- **RECORD EXCERPTS**
—————

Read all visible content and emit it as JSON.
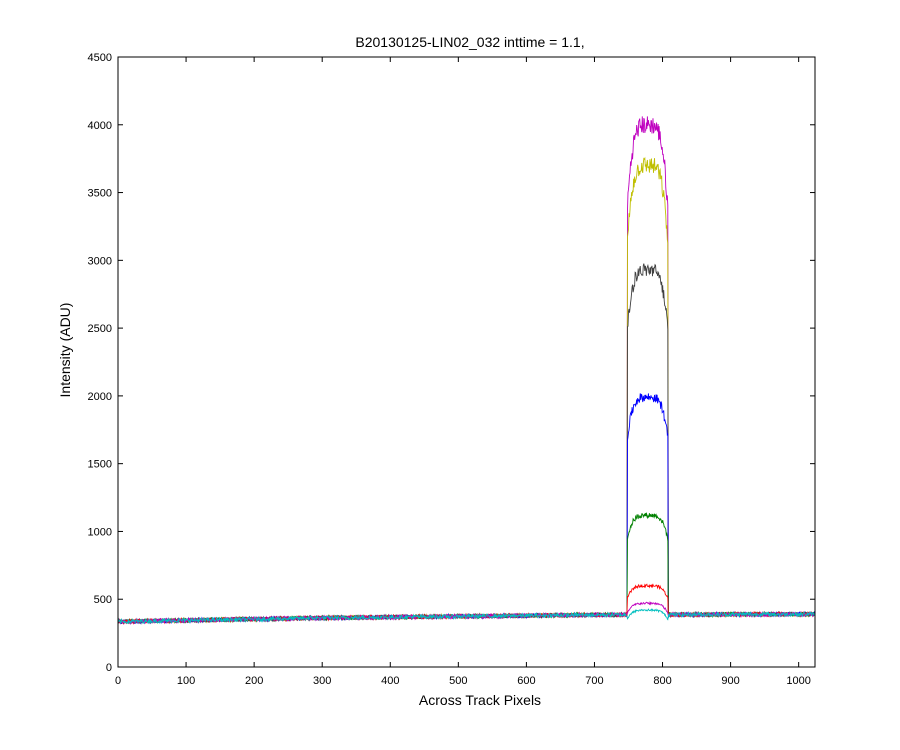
{
  "chart_data": {
    "type": "line",
    "title": "B20130125-LIN02_032 inttime = 1.1,",
    "xlabel": "Across Track Pixels",
    "ylabel": "Intensity (ADU)",
    "xlim": [
      0,
      1024
    ],
    "ylim": [
      0,
      4500
    ],
    "xticks": [
      "0",
      "100",
      "200",
      "300",
      "400",
      "500",
      "600",
      "700",
      "800",
      "900",
      "1000"
    ],
    "yticks": [
      "0",
      "500",
      "1000",
      "1500",
      "2000",
      "2500",
      "3000",
      "3500",
      "4000",
      "4500"
    ],
    "grid": false,
    "legend": "none",
    "baseline": {
      "x": [
        0,
        300,
        700,
        1024
      ],
      "y": [
        335,
        362,
        385,
        390
      ]
    },
    "peak_region": {
      "x_start": 748,
      "x_end": 808
    },
    "series": [
      {
        "color": "#bf00bf",
        "peak": 4000
      },
      {
        "color": "#bfbf00",
        "peak": 3700
      },
      {
        "color": "#404040",
        "peak": 2930
      },
      {
        "color": "#0000ff",
        "peak": 1990
      },
      {
        "color": "#008000",
        "peak": 1120
      },
      {
        "color": "#ff0000",
        "peak": 600
      },
      {
        "color": "#bf00bf",
        "peak": 470
      },
      {
        "color": "#00bfbf",
        "peak": 420
      }
    ]
  }
}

—————

- **PROBLEM REQUIREMENTS**
Retype all entries exactly as they appear, dropping the images.

- **CORRECT ANSWER**
Read all visible content and emit it as JSON.
{
  "chart_data": {
    "type": "line",
    "title": "B20130125-LIN02_032 inttime = 1.1,",
    "xlabel": "Across Track Pixels",
    "ylabel": "Intensity (ADU)",
    "xlim": [
      0,
      1024
    ],
    "ylim": [
      0,
      4500
    ],
    "xticks": [
      "0",
      "100",
      "200",
      "300",
      "400",
      "500",
      "600",
      "700",
      "800",
      "900",
      "1000"
    ],
    "yticks": [
      "0",
      "500",
      "1000",
      "1500",
      "2000",
      "2500",
      "3000",
      "3500",
      "4000",
      "4500"
    ],
    "grid": false,
    "legend": "none",
    "baseline": {
      "x": [
        0,
        300,
        700,
        1024
      ],
      "y": [
        335,
        362,
        385,
        390
      ]
    },
    "peak_region": {
      "x_start": 748,
      "x_end": 808
    },
    "series": [
      {
        "color": "#bf00bf",
        "peak": 4000
      },
      {
        "color": "#bfbf00",
        "peak": 3700
      },
      {
        "color": "#404040",
        "peak": 2930
      },
      {
        "color": "#0000ff",
        "peak": 1990
      },
      {
        "color": "#008000",
        "peak": 1120
      },
      {
        "color": "#ff0000",
        "peak": 600
      },
      {
        "color": "#bf00bf",
        "peak": 470
      },
      {
        "color": "#00bfbf",
        "peak": 420
      }
    ]
  }
}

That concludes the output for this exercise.